THE EXERCISE:
Only the number is wanted: how many lines of these entries contain the word "Sign"?

ITEMS:
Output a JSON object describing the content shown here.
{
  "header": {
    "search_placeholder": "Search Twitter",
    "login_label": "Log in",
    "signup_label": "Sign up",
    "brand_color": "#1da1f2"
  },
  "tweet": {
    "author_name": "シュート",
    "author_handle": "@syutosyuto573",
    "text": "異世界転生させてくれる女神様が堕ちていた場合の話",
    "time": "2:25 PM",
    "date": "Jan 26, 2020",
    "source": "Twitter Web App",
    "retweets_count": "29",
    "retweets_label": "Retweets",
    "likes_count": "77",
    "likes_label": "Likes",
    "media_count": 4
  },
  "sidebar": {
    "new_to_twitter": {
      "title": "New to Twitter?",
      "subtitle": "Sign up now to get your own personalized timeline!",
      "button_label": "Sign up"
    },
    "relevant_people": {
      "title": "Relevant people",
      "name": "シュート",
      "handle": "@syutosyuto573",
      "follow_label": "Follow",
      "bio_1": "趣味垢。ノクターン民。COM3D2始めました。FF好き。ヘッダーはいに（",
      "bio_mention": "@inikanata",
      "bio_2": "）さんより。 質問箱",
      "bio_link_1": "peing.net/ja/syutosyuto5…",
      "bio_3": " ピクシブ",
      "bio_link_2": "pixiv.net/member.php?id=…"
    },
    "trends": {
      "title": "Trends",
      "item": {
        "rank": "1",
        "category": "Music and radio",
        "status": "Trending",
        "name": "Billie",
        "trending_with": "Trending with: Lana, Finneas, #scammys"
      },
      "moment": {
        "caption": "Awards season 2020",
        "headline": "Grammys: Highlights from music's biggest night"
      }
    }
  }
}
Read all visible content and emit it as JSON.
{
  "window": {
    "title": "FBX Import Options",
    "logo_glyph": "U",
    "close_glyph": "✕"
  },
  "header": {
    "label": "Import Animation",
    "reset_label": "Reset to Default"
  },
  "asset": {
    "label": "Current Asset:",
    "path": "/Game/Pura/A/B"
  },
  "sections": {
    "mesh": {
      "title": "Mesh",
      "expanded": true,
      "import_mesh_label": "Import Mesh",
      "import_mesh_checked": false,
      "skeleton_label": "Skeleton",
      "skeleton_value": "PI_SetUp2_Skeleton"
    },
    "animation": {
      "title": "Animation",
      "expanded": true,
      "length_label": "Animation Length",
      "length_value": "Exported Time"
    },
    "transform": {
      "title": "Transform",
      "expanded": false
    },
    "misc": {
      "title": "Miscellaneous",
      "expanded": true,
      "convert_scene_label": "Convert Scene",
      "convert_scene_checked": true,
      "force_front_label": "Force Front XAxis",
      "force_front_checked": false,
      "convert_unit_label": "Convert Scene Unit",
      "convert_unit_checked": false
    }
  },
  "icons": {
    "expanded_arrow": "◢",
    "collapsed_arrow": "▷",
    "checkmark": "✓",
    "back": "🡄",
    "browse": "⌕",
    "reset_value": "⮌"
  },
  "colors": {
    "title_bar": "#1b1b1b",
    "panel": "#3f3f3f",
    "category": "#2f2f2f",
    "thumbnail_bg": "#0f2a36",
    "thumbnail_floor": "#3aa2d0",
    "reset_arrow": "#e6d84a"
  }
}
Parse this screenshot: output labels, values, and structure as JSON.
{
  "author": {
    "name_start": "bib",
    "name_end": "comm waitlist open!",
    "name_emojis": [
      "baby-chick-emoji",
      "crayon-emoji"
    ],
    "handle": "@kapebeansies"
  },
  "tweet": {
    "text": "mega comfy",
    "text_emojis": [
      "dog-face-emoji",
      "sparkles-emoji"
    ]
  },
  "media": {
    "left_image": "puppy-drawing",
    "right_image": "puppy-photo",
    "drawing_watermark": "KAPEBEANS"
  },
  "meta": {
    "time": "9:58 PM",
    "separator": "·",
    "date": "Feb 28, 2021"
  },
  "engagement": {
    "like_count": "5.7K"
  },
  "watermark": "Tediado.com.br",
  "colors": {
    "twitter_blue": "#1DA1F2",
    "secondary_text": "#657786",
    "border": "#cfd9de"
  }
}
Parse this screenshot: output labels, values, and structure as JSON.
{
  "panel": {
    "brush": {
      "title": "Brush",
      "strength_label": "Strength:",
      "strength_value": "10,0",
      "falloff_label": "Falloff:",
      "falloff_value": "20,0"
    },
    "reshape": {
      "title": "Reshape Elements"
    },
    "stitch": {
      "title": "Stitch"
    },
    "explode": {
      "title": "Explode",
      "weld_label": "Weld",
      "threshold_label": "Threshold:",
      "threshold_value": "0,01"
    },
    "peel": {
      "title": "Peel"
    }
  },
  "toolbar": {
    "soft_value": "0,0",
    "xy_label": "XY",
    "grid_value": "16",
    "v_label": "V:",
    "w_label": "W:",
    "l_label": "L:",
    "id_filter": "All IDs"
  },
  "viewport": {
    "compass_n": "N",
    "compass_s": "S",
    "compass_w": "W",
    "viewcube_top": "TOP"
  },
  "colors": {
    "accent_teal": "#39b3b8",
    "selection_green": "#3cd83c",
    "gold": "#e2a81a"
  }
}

TASK RESPONSE:
3